Dataset items:
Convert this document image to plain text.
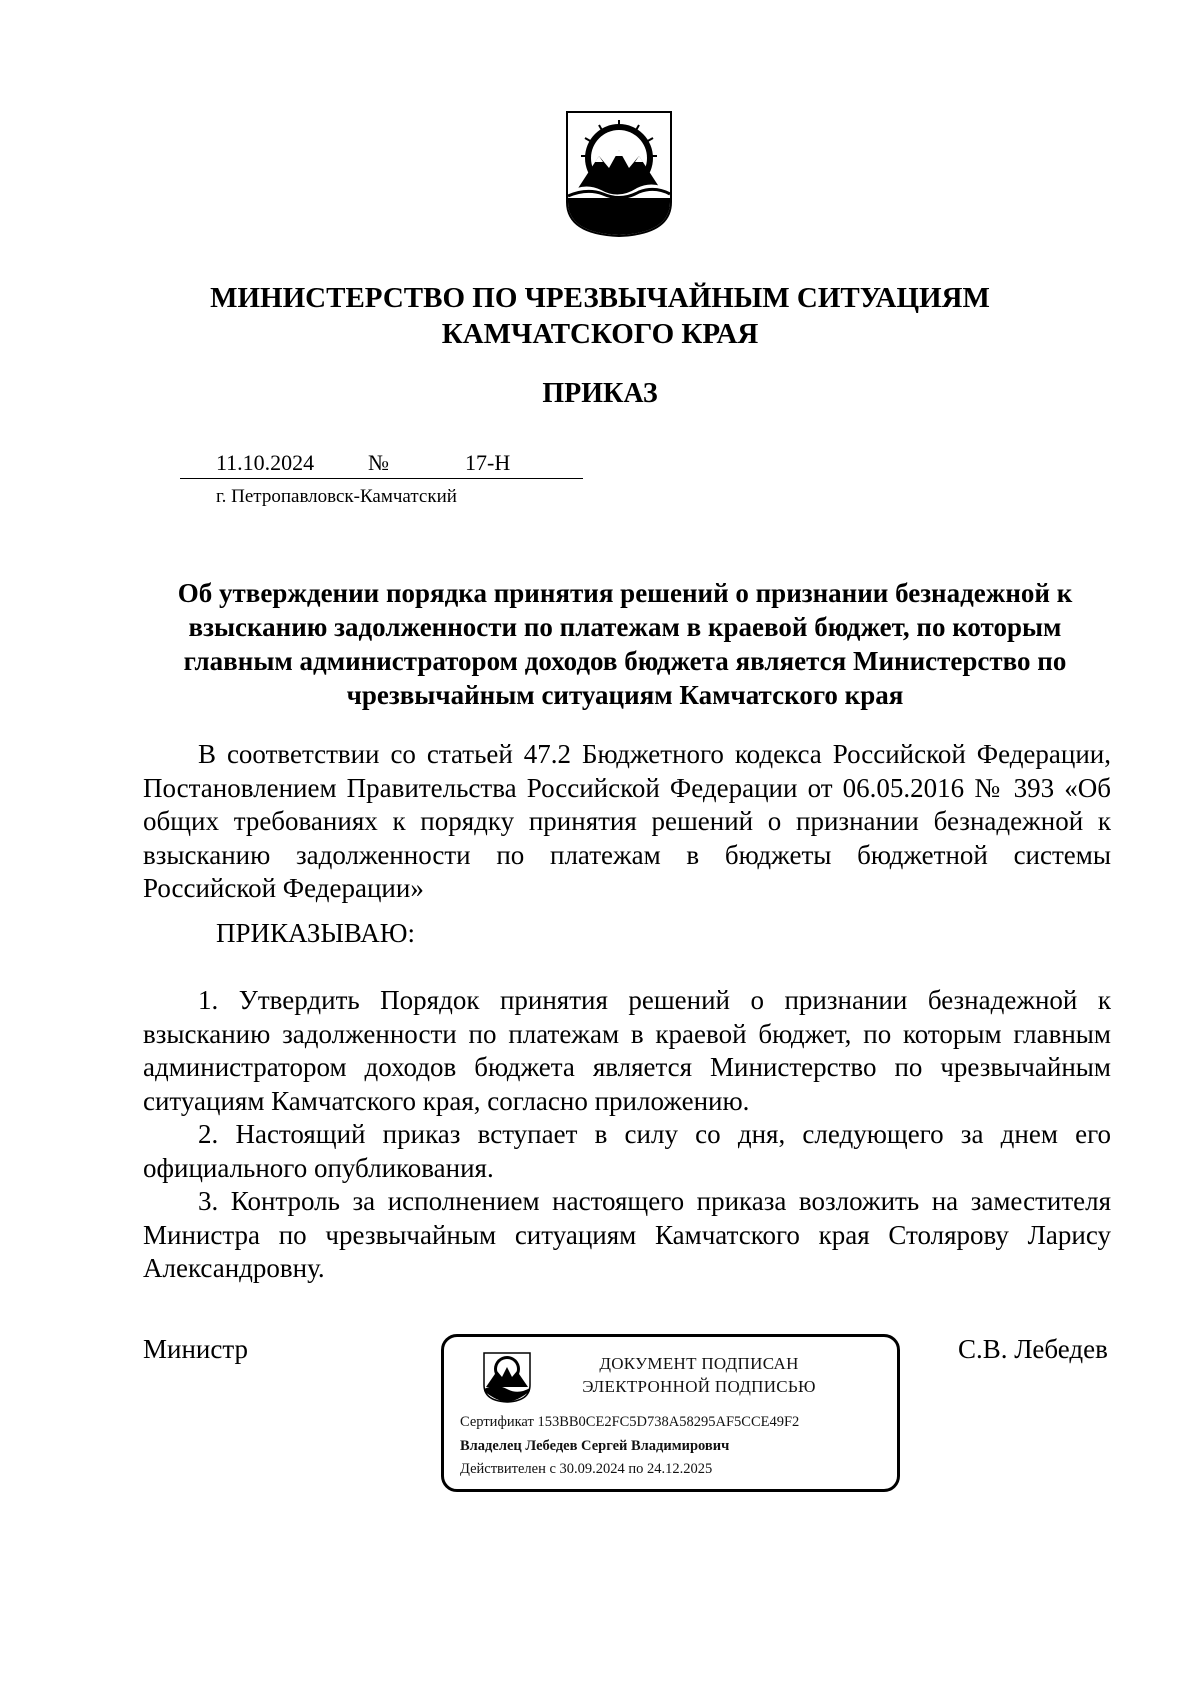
МИНИСТЕРСТВО ПО ЧРЕЗВЫЧАЙНЫМ СИТУАЦИЯМ
КАМЧАТСКОГО КРАЯ
ПРИКАЗ
11.10.2024 №	17-Н
г. Петропавловск-Камчатский
Об утверждении порядка принятия решений о признании безнадежной к
взысканию задолженности по платежам в краевой бюджет, по которым
главным администратором доходов бюджета является Министерство по
чрезвычайным ситуациям Камчатского края

В соответствии со статьей 47.2 Бюджетного кодекса Российской Федерации, Постановлением Правительства Российской Федерации от 06.05.2016 № 393 «Об общих требованиях к порядку принятия решений о признании безнадежной к взысканию задолженности по платежам в бюджеты бюджетной системы Российской Федерации»

ПРИКАЗЫВАЮ:

1. Утвердить Порядок принятия решений о признании безнадежной к взысканию задолженности по платежам в краевой бюджет, по которым главным администратором доходов бюджета является Министерство по чрезвычайным ситуациям Камчатского края, согласно приложению.

2. Настоящий приказ вступает в силу со дня, следующего за днем его официального опубликования.

3. Контроль за исполнением настоящего приказа возложить на заместителя Министра по чрезвычайным ситуациям Камчатского края Столярову Ларису Александровну.

Министр	С.В. Лебедев
ДОКУМЕНТ ПОДПИСАН
ЭЛЕКТРОННОЙ ПОДПИСЬЮ
Сертификат 153BB0CE2FC5D738A58295AF5CCE49F2
Владелец Лебедев Сергей Владимирович
Действителен с 30.09.2024 по 24.12.2025
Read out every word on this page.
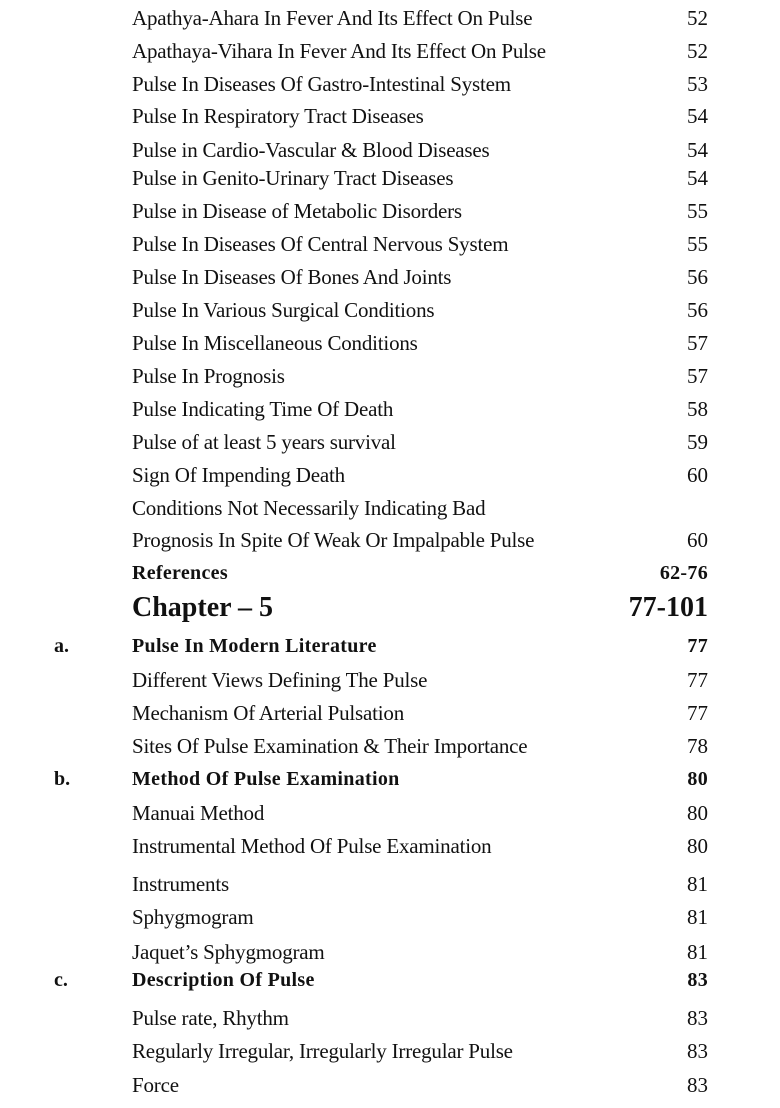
Apathya-Ahara In Fever And Its Effect On Pulse	52
Apathaya-Vihara In Fever And Its Effect On Pulse	52
Pulse In Diseases Of Gastro-Intestinal System	53
Pulse In Respiratory Tract Diseases	54
Pulse in Cardio-Vascular & Blood Diseases	54
Pulse in Genito-Urinary Tract Diseases	54
Pulse in Disease of Metabolic Disorders	55
Pulse In Diseases Of Central Nervous System	55
Pulse In Diseases Of Bones And Joints	56
Pulse In Various Surgical Conditions	56
Pulse In Miscellaneous Conditions	57
Pulse In Prognosis	57
Pulse Indicating Time Of Death	58
Pulse of at least 5 years survival	59
Sign Of Impending Death	60
Conditions Not Necessarily Indicating Bad
Prognosis In Spite Of Weak Or Impalpable Pulse	60
References	62-76
Chapter – 5	77-101
a.	Pulse In Modern Literature	77
Different Views Defining The Pulse	77
Mechanism Of Arterial Pulsation	77
Sites Of Pulse Examination & Their Importance	78
b.	Method Of Pulse Examination	80
Manuai Method	80
Instrumental Method Of Pulse Examination	80
Instruments	81
Sphygmogram	81
Jaquet’s Sphygmogram	81
c.	Description Of Pulse	83
Pulse rate, Rhythm	83
Regularly Irregular, Irregularly Irregular Pulse	83
Force	83
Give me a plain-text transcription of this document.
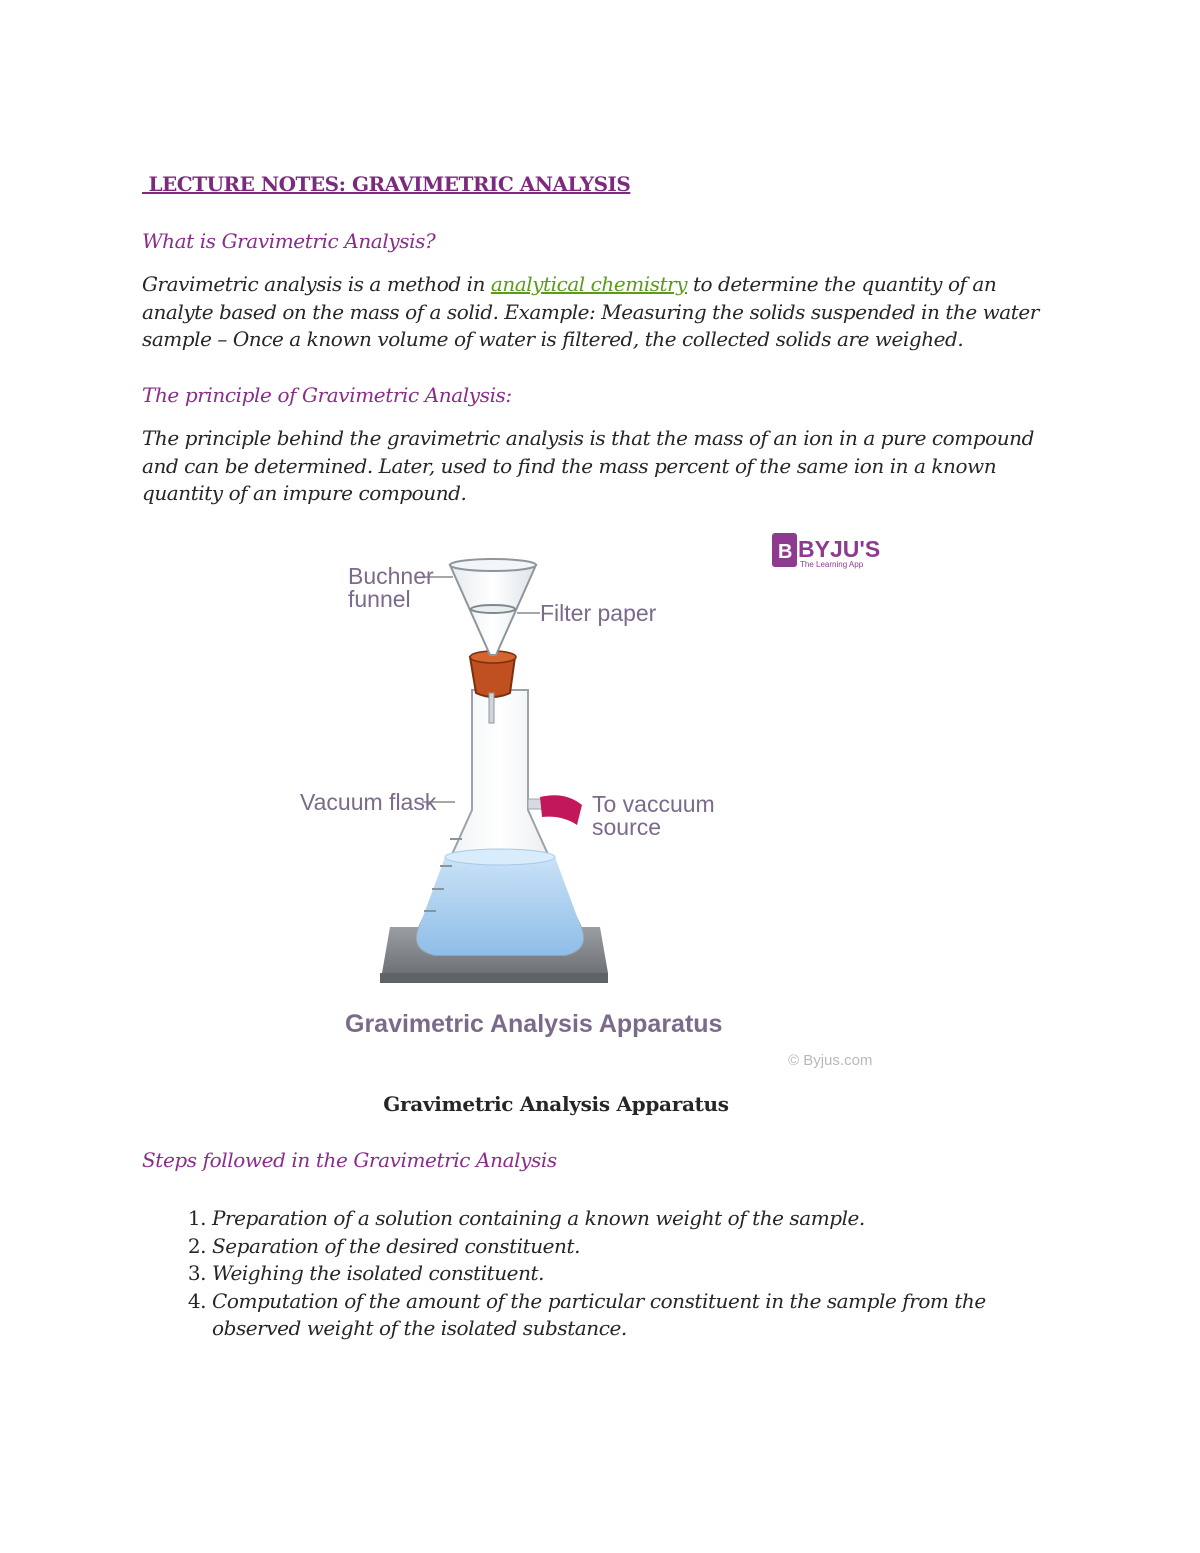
LECTURE NOTES: GRAVIMETRIC ANALYSIS
What is Gravimetric Analysis?
Gravimetric analysis is a method in analytical chemistry to determine the quantity of an analyte based on the mass of a solid. Example: Measuring the solids suspended in the water sample – Once a known volume of water is filtered, the collected solids are weighed.
The principle of Gravimetric Analysis:
The principle behind the gravimetric analysis is that the mass of an ion in a pure compound and can be determined. Later, used to find the mass percent of the same ion in a known quantity of an impure compound.
Buchner
funnel
Filter paper
Vacuum flask	To vaccuum
source
Gravimetric Analysis Apparatus
B BYJU'S
The Learning App
© Byjus.com
Gravimetric Analysis Apparatus
Steps followed in the Gravimetric Analysis
1. Preparation of a solution containing a known weight of the sample.
2. Separation of the desired constituent.
3. Weighing the isolated constituent.
4. Computation of the amount of the particular constituent in the sample from the observed weight of the isolated substance.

Exercise:
From the data above, pick out each line containing "которым" and copy it.

Final result:
взысканию задолженности по платежам в краевой бюджет, по которым
1. Утвердить Порядок принятия решений о признании безнадежной к взысканию задолженности по платежам в краевой бюджет, по которым главным администратором доходов бюджета является Министерство по чрезвычайным ситуациям Камчатского края, согласно приложению.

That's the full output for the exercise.